Aim of the task –
Tally how many lines include "нефтепродуктов". The number is the whole answer.

== Supplied records

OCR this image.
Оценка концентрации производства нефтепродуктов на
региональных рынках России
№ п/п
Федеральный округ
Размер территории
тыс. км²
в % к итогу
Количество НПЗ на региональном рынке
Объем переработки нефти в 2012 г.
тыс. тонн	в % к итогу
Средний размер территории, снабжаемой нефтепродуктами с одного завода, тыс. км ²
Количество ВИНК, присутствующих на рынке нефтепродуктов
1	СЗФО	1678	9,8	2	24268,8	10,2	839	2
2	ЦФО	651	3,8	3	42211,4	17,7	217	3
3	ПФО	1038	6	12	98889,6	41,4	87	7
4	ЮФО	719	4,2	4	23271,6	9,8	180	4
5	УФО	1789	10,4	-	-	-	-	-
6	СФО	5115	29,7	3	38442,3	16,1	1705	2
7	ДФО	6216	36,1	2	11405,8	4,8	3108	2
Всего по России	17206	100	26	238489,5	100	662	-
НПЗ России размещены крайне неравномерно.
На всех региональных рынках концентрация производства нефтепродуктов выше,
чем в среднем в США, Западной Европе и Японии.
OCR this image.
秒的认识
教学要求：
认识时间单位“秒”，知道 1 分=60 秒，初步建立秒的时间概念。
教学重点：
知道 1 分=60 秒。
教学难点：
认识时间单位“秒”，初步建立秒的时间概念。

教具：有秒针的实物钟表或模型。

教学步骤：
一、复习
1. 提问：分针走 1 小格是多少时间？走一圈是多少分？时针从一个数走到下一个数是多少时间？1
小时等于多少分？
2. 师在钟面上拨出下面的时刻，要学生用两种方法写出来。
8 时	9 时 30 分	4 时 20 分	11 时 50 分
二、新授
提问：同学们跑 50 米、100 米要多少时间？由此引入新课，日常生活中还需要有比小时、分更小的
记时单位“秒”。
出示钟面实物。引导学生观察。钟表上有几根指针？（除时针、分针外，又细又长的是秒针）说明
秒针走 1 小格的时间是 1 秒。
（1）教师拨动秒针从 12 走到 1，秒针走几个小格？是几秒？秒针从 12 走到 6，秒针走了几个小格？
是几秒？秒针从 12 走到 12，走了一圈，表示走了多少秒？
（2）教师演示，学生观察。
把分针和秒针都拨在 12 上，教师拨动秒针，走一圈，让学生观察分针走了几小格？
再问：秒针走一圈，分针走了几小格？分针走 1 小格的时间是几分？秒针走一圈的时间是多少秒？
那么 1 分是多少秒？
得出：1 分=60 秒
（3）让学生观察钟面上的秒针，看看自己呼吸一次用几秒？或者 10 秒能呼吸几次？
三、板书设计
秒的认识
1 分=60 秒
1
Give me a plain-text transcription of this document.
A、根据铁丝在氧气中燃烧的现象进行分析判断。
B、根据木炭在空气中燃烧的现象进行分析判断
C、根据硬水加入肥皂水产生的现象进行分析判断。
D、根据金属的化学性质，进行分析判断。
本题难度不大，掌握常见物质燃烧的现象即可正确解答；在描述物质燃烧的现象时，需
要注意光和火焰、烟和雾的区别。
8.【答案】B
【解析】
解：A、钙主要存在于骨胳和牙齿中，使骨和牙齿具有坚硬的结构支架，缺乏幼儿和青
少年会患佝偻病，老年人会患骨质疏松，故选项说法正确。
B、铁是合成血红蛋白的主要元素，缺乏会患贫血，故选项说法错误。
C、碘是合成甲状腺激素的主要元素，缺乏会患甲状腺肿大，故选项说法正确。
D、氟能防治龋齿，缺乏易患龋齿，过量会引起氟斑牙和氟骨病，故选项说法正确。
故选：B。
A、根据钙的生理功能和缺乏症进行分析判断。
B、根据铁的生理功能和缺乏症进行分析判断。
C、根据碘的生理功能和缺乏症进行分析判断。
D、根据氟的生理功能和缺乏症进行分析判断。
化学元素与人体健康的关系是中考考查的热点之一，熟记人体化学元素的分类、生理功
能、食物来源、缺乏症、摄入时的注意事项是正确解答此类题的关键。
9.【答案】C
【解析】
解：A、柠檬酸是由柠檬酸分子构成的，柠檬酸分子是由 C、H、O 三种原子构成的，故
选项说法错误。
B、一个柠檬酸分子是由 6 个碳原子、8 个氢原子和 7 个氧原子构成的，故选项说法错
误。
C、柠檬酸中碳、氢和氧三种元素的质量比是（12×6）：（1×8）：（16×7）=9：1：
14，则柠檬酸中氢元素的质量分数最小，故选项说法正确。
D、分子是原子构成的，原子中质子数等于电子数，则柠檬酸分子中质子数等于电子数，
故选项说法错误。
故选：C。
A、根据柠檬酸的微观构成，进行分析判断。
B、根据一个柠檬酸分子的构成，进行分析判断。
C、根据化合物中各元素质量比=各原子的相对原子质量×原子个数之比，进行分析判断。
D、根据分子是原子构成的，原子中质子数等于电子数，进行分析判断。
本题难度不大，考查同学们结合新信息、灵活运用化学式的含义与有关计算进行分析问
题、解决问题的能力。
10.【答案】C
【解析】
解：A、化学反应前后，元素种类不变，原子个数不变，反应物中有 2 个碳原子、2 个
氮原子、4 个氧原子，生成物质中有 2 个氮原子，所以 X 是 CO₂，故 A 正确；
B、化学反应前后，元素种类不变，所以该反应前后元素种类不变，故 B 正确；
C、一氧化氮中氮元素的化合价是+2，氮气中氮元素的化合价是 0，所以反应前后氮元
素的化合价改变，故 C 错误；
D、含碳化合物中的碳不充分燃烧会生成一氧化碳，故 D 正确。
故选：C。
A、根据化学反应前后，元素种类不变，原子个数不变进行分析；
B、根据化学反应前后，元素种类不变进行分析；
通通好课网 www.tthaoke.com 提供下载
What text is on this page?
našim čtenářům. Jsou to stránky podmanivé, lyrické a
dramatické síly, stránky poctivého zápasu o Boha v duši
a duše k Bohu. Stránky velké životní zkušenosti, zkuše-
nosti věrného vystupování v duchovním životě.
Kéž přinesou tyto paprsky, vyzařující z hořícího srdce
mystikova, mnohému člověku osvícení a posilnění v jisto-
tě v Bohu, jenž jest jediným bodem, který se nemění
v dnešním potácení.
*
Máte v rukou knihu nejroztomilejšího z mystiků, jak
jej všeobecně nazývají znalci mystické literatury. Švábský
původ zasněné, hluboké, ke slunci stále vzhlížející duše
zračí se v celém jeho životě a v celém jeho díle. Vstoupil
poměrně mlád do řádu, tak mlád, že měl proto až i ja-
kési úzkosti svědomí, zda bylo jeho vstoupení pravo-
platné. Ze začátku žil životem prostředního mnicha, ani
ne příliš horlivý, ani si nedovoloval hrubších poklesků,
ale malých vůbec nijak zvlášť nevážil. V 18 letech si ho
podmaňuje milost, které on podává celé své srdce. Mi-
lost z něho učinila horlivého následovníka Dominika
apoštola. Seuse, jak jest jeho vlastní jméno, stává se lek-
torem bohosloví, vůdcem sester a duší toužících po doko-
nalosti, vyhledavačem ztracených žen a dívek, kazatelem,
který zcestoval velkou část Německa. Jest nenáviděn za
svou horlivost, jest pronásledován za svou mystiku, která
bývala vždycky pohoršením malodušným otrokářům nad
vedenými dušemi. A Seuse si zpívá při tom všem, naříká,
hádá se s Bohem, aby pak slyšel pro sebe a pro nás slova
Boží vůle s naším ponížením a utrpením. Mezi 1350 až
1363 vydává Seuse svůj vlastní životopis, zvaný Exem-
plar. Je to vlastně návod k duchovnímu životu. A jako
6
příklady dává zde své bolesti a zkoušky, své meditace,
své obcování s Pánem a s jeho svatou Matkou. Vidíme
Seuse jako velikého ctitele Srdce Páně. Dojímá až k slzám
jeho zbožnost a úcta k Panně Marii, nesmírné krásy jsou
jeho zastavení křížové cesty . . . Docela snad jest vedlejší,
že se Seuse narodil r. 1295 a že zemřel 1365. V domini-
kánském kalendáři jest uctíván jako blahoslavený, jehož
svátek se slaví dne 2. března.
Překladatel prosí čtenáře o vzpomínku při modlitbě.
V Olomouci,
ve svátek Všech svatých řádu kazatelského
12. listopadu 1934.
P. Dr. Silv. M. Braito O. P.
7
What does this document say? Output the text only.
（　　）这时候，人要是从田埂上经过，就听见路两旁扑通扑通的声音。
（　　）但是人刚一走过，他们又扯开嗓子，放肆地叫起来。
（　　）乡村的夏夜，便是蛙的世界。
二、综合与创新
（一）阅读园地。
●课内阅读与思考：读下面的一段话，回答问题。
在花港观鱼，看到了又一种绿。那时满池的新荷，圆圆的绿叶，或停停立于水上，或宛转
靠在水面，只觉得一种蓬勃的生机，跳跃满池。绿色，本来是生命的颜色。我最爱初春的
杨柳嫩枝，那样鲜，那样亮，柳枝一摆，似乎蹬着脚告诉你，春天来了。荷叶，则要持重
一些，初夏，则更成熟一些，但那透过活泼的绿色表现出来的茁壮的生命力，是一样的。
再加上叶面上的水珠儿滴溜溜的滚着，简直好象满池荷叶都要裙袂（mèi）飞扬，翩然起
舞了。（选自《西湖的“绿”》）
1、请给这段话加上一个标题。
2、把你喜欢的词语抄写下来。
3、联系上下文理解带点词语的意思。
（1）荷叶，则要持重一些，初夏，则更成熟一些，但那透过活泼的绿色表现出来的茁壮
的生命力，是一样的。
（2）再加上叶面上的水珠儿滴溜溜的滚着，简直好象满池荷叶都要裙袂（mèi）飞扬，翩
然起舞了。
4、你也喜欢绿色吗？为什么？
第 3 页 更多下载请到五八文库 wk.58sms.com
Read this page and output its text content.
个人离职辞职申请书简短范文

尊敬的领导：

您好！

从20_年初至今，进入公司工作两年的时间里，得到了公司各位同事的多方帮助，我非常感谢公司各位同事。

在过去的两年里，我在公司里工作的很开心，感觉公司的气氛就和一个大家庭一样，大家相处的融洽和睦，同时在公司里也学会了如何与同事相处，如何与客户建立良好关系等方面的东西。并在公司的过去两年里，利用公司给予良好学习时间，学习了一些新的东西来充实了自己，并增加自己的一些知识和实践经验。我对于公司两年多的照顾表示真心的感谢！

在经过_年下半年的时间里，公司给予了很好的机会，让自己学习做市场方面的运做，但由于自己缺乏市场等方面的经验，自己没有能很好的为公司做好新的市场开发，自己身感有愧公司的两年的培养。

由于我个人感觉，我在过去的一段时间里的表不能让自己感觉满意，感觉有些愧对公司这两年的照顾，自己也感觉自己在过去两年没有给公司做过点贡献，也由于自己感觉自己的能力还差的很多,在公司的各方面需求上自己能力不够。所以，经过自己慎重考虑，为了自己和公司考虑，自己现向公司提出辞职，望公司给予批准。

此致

====

Correct result –
3